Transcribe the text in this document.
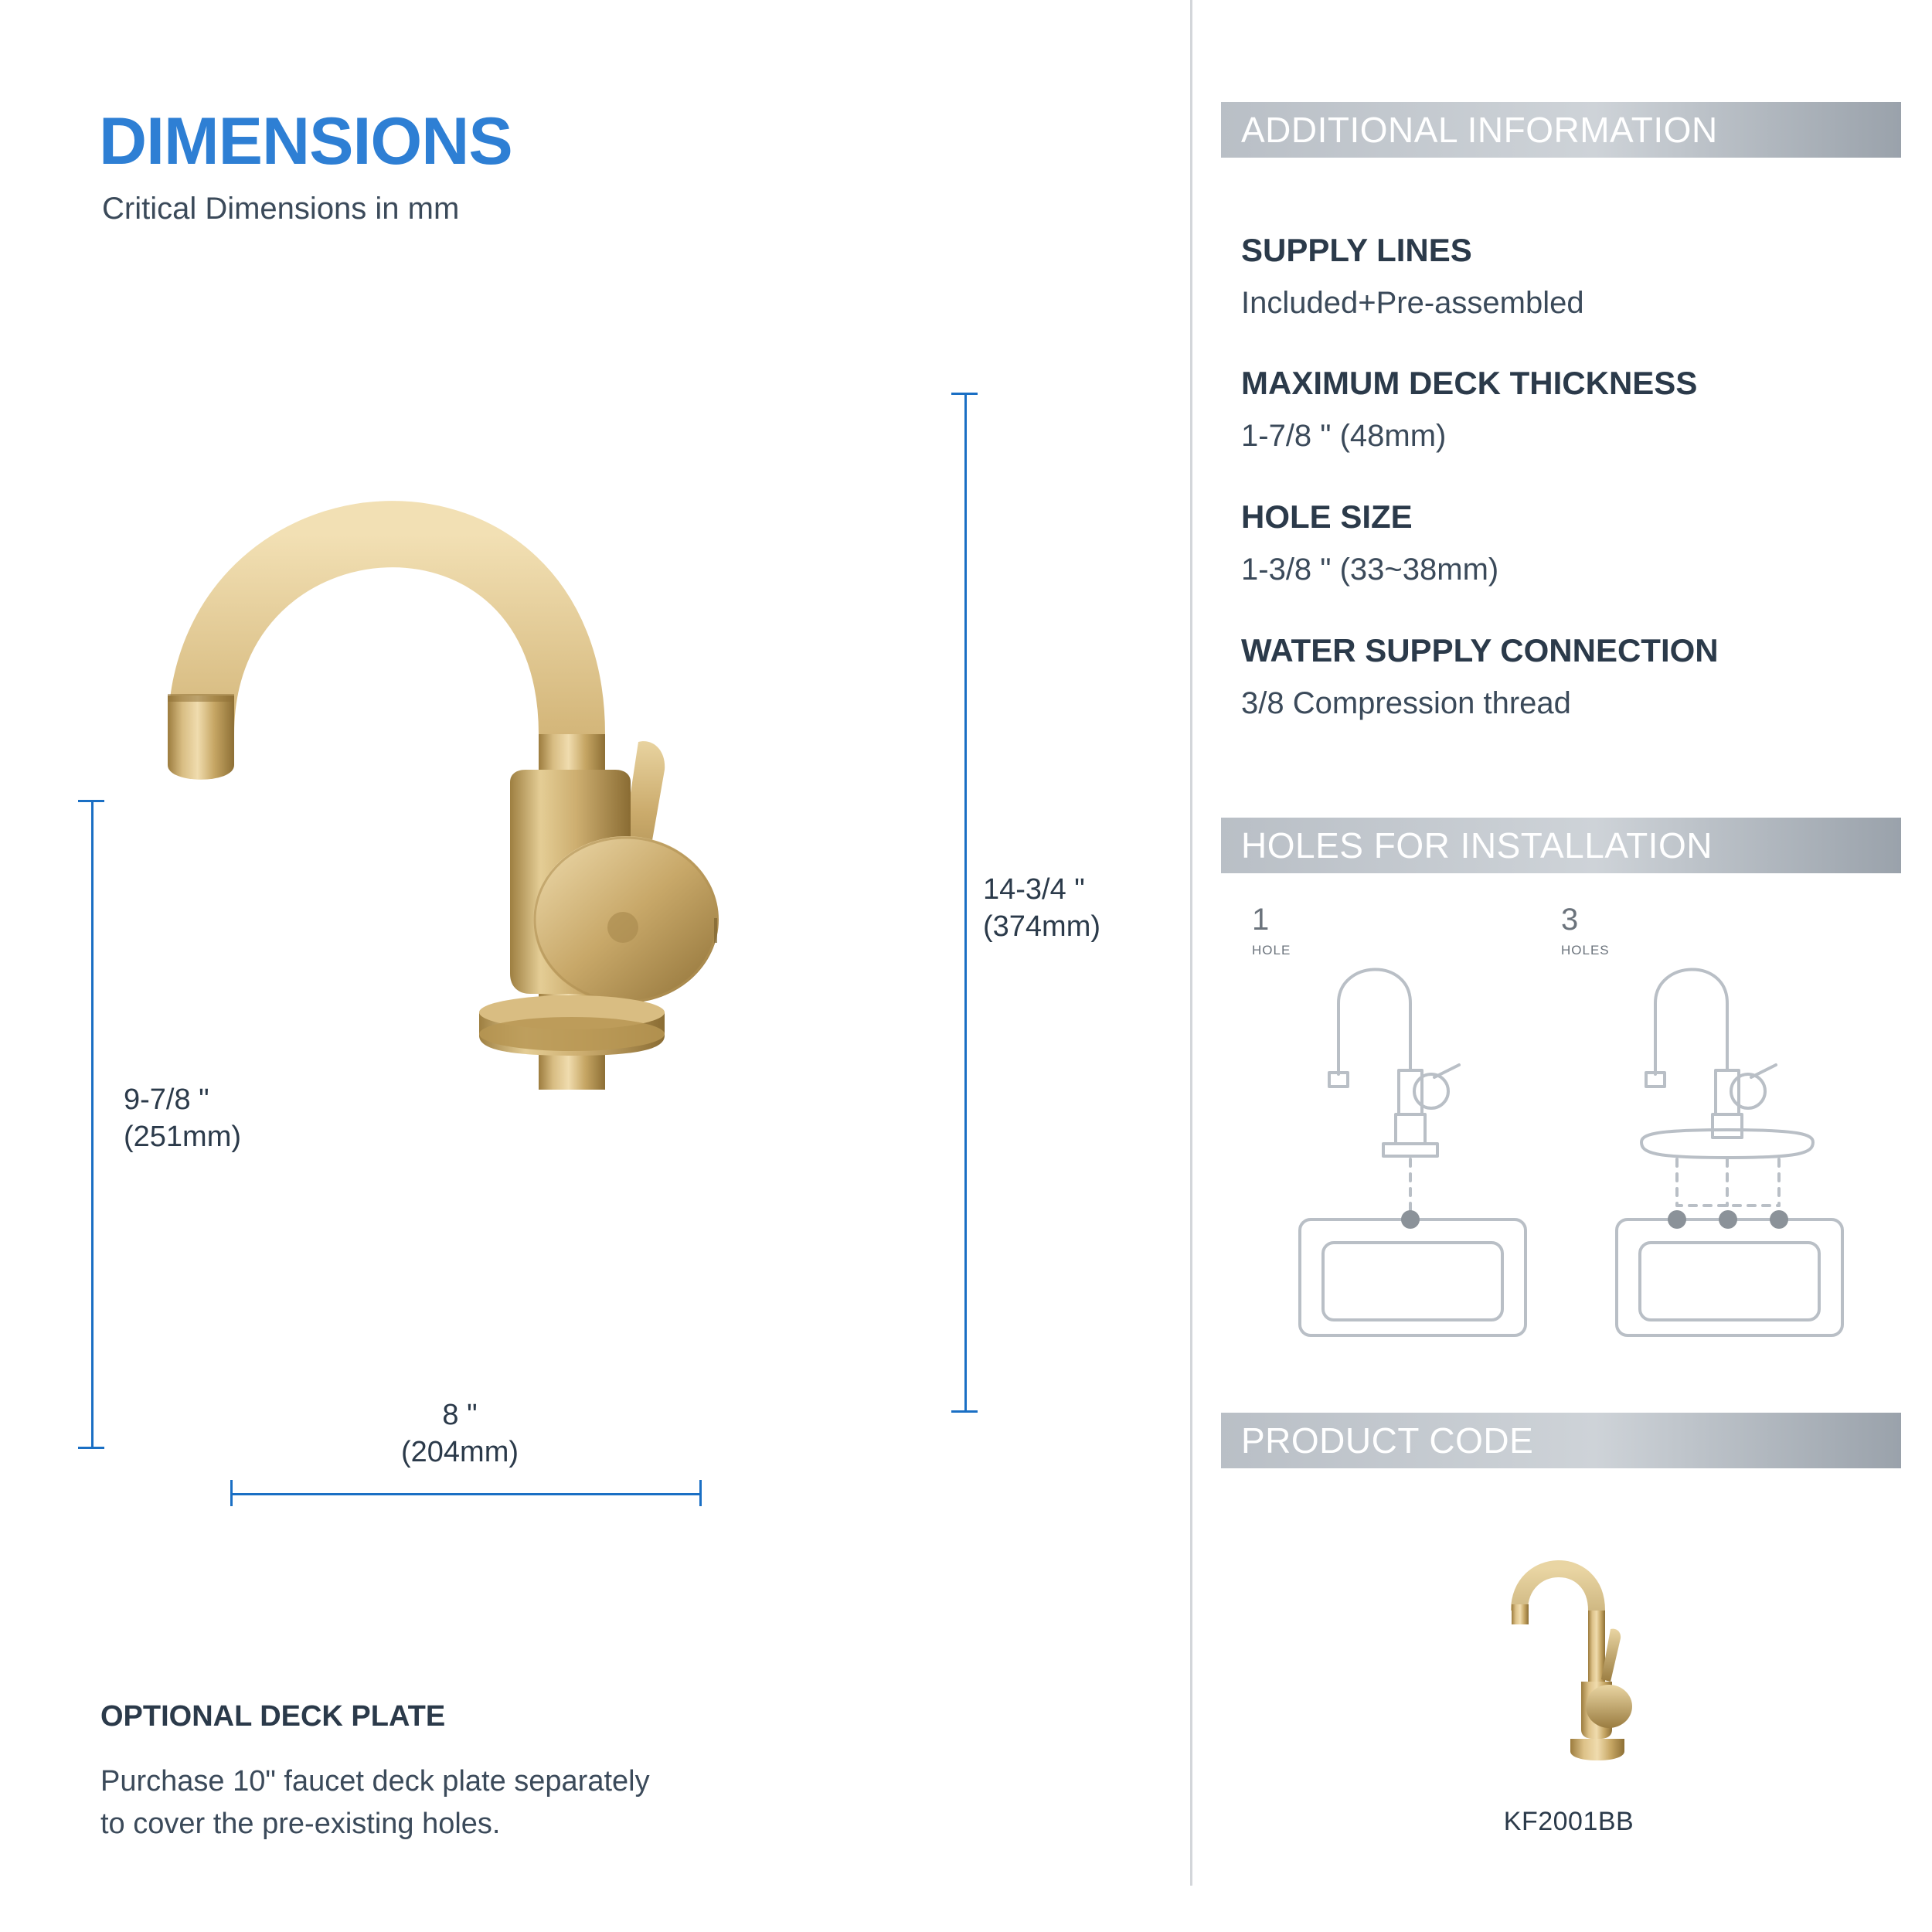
DIMENSIONS
Critical Dimensions in mm
14-3/4 "
(374mm)
9-7/8 "
(251mm)
8 "
(204mm)
OPTIONAL DECK PLATE
Purchase 10" faucet deck plate separately
to cover the pre-existing holes.
ADDITIONAL INFORMATION
SUPPLY LINES
Included+Pre-assembled
MAXIMUM DECK THICKNESS
1-7/8 " (48mm)
HOLE SIZE
1-3/8 " (33~38mm)
WATER SUPPLY CONNECTION
3/8 Compression thread
HOLES FOR INSTALLATION
1
HOLE
3
HOLES
PRODUCT CODE
KF2001BB
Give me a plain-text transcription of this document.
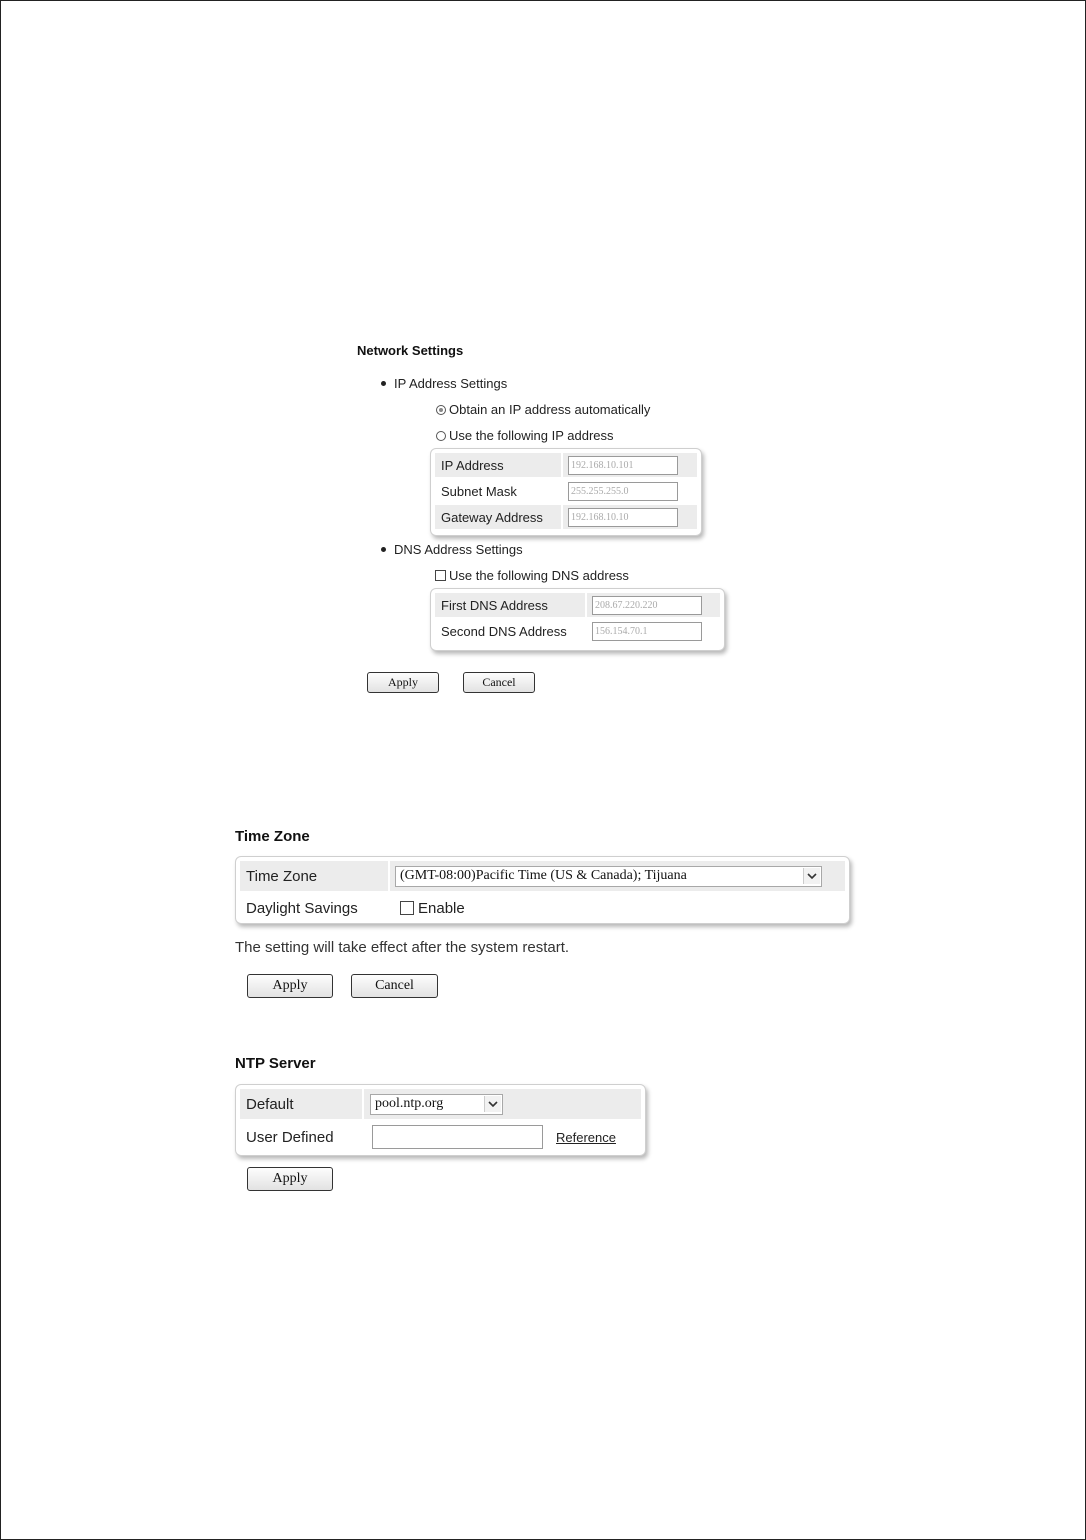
Network Settings
IP Address Settings
Obtain an IP address automatically
Use the following IP address
IP Address	192.168.10.101
Subnet Mask	255.255.255.0
Gateway Address	192.168.10.10
DNS Address Settings
Use the following DNS address
First DNS Address	208.67.220.220
Second DNS Address	156.154.70.1
Apply	Cancel
Time Zone
Time Zone	(GMT-08:00)Pacific Time (US & Canada); Tijuana
Daylight Savings	Enable
The setting will take effect after the system restart.
Apply	Cancel
NTP Server
Default	pool.ntp.org
User Defined	Reference
Apply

WORK TO DO =>
Among the lines of the data, identify those with the word "SUPPLY". Copy each of them.

SOLUTION TO THE PROBLEM =>
SUPPLY LINES
WATER SUPPLY CONNECTION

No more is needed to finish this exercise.